----- PROVIDED RECORDS

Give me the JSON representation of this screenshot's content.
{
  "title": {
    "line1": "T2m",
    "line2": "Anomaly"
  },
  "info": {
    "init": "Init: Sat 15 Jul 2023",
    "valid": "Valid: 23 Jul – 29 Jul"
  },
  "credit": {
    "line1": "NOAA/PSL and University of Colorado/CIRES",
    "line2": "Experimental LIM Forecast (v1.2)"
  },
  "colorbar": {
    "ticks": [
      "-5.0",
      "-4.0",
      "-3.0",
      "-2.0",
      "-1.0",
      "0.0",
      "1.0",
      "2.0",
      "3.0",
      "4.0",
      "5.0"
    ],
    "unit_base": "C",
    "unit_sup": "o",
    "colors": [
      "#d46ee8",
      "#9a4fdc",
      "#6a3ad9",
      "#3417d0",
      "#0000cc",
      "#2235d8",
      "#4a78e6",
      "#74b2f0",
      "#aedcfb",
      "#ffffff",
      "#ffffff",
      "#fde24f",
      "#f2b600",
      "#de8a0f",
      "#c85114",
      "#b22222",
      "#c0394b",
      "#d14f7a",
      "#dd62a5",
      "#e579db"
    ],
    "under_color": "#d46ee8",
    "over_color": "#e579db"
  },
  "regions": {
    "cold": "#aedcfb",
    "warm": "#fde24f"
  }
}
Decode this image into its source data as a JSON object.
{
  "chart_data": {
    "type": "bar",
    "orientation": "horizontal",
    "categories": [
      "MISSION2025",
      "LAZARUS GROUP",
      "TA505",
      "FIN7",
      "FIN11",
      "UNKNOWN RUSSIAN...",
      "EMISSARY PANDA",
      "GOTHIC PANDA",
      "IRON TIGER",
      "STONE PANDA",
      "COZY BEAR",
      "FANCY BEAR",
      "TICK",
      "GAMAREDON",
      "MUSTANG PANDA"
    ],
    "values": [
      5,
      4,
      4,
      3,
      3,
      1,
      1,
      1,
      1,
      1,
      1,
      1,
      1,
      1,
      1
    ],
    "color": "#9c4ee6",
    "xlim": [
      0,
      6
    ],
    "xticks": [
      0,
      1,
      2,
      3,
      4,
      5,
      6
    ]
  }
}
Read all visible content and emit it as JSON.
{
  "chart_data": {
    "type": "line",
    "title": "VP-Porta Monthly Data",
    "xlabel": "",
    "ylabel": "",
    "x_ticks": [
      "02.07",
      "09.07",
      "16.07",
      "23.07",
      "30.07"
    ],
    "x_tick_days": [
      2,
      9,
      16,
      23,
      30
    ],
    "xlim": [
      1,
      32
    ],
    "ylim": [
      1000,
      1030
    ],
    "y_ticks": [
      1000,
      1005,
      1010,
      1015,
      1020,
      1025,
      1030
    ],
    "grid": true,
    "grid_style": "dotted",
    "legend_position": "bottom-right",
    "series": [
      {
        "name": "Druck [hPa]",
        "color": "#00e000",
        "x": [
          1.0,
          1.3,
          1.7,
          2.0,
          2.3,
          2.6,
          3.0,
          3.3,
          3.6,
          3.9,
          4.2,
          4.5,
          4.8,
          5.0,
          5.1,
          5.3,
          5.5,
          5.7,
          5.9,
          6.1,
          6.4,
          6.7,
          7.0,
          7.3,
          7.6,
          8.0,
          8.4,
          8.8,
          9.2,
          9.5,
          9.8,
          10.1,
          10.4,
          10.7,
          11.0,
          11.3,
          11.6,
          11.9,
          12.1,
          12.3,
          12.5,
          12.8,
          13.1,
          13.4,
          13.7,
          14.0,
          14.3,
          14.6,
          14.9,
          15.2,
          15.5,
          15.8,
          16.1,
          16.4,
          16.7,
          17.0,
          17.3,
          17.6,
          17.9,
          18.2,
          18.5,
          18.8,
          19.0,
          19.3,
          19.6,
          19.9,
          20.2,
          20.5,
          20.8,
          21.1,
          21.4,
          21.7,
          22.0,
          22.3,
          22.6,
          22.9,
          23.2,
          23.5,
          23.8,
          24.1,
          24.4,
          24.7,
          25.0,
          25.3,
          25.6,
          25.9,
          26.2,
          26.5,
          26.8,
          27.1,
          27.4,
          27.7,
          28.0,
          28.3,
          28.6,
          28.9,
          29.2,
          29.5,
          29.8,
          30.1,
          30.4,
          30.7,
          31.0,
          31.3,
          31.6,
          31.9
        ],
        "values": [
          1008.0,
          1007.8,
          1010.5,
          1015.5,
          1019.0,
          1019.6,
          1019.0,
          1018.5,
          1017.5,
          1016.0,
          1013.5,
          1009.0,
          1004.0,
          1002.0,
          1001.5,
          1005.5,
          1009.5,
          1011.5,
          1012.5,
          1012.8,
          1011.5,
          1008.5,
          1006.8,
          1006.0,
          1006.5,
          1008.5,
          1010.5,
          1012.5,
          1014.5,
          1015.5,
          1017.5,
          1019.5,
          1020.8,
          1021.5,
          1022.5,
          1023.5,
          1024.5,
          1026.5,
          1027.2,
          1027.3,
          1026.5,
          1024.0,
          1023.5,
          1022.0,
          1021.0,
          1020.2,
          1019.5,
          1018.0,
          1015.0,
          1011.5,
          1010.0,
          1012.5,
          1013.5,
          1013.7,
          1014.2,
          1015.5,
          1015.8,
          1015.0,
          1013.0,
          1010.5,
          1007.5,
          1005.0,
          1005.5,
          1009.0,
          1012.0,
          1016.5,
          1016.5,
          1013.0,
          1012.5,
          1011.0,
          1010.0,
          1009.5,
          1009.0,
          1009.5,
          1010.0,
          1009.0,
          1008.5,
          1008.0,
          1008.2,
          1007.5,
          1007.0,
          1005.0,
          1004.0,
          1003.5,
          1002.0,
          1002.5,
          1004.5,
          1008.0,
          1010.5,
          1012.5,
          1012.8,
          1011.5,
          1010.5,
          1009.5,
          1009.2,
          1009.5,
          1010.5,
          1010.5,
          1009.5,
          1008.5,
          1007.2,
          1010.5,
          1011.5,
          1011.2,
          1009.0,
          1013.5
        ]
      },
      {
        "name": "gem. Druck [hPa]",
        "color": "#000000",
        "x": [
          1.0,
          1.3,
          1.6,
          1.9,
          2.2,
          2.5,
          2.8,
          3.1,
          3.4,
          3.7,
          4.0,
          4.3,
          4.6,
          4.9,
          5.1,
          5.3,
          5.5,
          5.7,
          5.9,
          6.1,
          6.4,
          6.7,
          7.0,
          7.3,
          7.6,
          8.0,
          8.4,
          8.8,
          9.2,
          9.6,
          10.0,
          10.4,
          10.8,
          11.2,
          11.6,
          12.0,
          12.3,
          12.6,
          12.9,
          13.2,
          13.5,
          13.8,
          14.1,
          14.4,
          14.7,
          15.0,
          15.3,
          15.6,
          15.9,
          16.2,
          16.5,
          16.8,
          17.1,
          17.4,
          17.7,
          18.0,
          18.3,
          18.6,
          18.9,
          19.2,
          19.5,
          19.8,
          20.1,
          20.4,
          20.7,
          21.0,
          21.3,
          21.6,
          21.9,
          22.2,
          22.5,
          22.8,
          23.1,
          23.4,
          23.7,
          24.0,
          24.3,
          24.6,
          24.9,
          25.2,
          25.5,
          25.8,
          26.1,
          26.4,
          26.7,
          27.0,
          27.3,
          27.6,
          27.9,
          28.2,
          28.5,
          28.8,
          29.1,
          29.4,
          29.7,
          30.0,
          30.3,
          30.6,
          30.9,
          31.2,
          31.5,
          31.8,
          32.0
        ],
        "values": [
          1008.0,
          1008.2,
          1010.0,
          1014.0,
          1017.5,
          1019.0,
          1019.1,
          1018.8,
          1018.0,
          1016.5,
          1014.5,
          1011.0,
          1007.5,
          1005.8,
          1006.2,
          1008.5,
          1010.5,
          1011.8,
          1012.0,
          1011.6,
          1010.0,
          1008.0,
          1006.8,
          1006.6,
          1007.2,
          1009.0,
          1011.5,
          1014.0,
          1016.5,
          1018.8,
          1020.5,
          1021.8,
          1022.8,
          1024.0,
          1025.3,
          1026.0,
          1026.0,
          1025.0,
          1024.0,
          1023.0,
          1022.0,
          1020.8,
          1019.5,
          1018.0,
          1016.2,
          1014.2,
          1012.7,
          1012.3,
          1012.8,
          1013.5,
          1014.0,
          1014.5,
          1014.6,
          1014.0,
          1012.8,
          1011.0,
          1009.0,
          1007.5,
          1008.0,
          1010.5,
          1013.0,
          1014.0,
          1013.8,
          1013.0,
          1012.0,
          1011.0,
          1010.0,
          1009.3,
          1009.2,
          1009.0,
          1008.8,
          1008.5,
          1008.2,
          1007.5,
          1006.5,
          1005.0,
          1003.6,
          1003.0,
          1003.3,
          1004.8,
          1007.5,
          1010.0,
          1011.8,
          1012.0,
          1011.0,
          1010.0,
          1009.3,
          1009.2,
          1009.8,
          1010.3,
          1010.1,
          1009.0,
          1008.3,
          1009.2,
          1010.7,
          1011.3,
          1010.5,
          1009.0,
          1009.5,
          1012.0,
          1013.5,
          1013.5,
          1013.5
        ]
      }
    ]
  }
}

----------

TASK TO CARRY OUT = Check each line of the data above for the word "this" and say how many lines contain it, giving nothing besides the number.

RIGHT ANSWER = 2